Set down each record exactly as written.

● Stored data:
##############################

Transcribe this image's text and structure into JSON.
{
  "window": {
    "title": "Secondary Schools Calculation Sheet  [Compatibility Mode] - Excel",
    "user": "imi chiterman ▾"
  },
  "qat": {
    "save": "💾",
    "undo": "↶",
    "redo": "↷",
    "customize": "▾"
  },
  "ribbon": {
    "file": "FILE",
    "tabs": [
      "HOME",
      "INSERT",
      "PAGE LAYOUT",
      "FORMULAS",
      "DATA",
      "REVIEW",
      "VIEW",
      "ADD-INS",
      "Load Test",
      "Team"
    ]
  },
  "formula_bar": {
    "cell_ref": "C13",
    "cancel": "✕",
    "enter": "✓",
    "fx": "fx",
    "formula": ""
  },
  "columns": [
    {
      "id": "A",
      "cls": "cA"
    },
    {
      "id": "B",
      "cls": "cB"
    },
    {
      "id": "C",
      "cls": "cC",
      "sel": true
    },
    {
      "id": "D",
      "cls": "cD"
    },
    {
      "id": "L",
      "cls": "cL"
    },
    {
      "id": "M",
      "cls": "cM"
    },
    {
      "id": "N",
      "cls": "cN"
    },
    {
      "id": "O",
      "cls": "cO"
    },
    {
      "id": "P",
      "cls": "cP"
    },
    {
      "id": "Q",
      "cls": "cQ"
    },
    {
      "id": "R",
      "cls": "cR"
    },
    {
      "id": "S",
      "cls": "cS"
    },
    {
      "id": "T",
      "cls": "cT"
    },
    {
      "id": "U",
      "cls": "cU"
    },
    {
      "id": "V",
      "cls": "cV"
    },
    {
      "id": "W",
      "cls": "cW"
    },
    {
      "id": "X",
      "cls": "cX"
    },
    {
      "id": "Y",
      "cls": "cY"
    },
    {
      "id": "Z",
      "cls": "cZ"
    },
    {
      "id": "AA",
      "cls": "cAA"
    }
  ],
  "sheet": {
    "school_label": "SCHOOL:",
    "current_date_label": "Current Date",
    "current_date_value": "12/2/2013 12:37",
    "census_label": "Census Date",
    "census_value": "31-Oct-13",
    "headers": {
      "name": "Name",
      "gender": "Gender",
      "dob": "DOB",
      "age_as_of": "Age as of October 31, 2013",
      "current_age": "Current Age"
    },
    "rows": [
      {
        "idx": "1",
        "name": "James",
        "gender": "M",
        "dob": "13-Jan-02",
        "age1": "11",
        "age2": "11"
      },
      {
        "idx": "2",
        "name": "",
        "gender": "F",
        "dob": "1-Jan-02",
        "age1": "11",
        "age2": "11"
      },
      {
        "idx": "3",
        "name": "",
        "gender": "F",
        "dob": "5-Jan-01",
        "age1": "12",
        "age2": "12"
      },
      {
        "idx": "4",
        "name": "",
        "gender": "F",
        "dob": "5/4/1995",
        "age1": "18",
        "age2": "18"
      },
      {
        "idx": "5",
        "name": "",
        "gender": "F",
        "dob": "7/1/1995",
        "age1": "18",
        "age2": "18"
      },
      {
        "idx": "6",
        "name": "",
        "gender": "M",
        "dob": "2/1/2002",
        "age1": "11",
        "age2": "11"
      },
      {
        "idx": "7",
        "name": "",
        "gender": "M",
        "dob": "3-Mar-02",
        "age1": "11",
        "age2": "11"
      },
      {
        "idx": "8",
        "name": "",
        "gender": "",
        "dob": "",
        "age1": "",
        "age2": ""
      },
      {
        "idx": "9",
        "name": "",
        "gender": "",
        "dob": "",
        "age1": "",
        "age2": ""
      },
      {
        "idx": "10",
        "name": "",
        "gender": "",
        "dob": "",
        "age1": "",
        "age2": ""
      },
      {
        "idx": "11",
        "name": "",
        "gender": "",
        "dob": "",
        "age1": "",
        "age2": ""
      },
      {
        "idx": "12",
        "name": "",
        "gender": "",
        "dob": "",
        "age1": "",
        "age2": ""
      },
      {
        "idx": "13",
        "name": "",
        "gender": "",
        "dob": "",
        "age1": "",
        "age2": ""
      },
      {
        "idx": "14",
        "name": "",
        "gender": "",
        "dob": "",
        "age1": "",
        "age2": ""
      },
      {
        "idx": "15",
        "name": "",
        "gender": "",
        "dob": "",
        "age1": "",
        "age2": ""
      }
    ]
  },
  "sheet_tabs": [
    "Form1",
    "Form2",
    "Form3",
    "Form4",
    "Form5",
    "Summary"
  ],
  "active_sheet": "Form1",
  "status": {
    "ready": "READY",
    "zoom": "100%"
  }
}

##############################

● EXERCISE SOLUTION:
Transcribe this image's text and structure into JSON.
{
  "window": {
    "title": "Secondary Schools Calculation Sheet  [Compatibility Mode] - Excel",
    "user": "imi chiterman ▾"
  },
  "qat": {
    "save": "💾",
    "undo": "↶",
    "redo": "↷",
    "customize": "▾"
  },
  "ribbon": {
    "file": "FILE",
    "tabs": [
      "HOME",
      "INSERT",
      "PAGE LAYOUT",
      "FORMULAS",
      "DATA",
      "REVIEW",
      "VIEW",
      "ADD-INS",
      "Load Test",
      "Team"
    ]
  },
  "formula_bar": {
    "cell_ref": "C13",
    "cancel": "✕",
    "enter": "✓",
    "fx": "fx",
    "formula": ""
  },
  "columns": [
    {
      "id": "A",
      "cls": "cA"
    },
    {
      "id": "B",
      "cls": "cB"
    },
    {
      "id": "C",
      "cls": "cC",
      "sel": true
    },
    {
      "id": "D",
      "cls": "cD"
    },
    {
      "id": "L",
      "cls": "cL"
    },
    {
      "id": "M",
      "cls": "cM"
    },
    {
      "id": "N",
      "cls": "cN"
    },
    {
      "id": "O",
      "cls": "cO"
    },
    {
      "id": "P",
      "cls": "cP"
    },
    {
      "id": "Q",
      "cls": "cQ"
    },
    {
      "id": "R",
      "cls": "cR"
    },
    {
      "id": "S",
      "cls": "cS"
    },
    {
      "id": "T",
      "cls": "cT"
    },
    {
      "id": "U",
      "cls": "cU"
    },
    {
      "id": "V",
      "cls": "cV"
    },
    {
      "id": "W",
      "cls": "cW"
    },
    {
      "id": "X",
      "cls": "cX"
    },
    {
      "id": "Y",
      "cls": "cY"
    },
    {
      "id": "Z",
      "cls": "cZ"
    },
    {
      "id": "AA",
      "cls": "cAA"
    }
  ],
  "sheet": {
    "school_label": "SCHOOL:",
    "current_date_label": "Current Date",
    "current_date_value": "12/2/2013 12:37",
    "census_label": "Census Date",
    "census_value": "31-Oct-13",
    "headers": {
      "name": "Name",
      "gender": "Gender",
      "dob": "DOB",
      "age_as_of": "Age as of October 31, 2013",
      "current_age": "Current Age"
    },
    "rows": [
      {
        "idx": "1",
        "name": "James",
        "gender": "M",
        "dob": "13-Jan-02",
        "age1": "11",
        "age2": "11"
      },
      {
        "idx": "2",
        "name": "",
        "gender": "F",
        "dob": "1-Jan-02",
        "age1": "11",
        "age2": "11"
      },
      {
        "idx": "3",
        "name": "",
        "gender": "F",
        "dob": "5-Jan-01",
        "age1": "12",
        "age2": "12"
      },
      {
        "idx": "4",
        "name": "",
        "gender": "F",
        "dob": "5/4/1995",
        "age1": "18",
        "age2": "18"
      },
      {
        "idx": "5",
        "name": "",
        "gender": "F",
        "dob": "7/1/1995",
        "age1": "18",
        "age2": "18"
      },
      {
        "idx": "6",
        "name": "",
        "gender": "M",
        "dob": "2/1/2002",
        "age1": "11",
        "age2": "11"
      },
      {
        "idx": "7",
        "name": "",
        "gender": "M",
        "dob": "3-Mar-02",
        "age1": "11",
        "age2": "11"
      },
      {
        "idx": "8",
        "name": "",
        "gender": "",
        "dob": "",
        "age1": "",
        "age2": ""
      },
      {
        "idx": "9",
        "name": "",
        "gender": "",
        "dob": "",
        "age1": "",
        "age2": ""
      },
      {
        "idx": "10",
        "name": "",
        "gender": "",
        "dob": "",
        "age1": "",
        "age2": ""
      },
      {
        "idx": "11",
        "name": "",
        "gender": "",
        "dob": "",
        "age1": "",
        "age2": ""
      },
      {
        "idx": "12",
        "name": "",
        "gender": "",
        "dob": "",
        "age1": "",
        "age2": ""
      },
      {
        "idx": "13",
        "name": "",
        "gender": "",
        "dob": "",
        "age1": "",
        "age2": ""
      },
      {
        "idx": "14",
        "name": "",
        "gender": "",
        "dob": "",
        "age1": "",
        "age2": ""
      },
      {
        "idx": "15",
        "name": "",
        "gender": "",
        "dob": "",
        "age1": "",
        "age2": ""
      }
    ]
  },
  "sheet_tabs": [
    "Form1",
    "Form2",
    "Form3",
    "Form4",
    "Form5",
    "Summary"
  ],
  "active_sheet": "Form1",
  "status": {
    "ready": "READY",
    "zoom": "100%"
  }
}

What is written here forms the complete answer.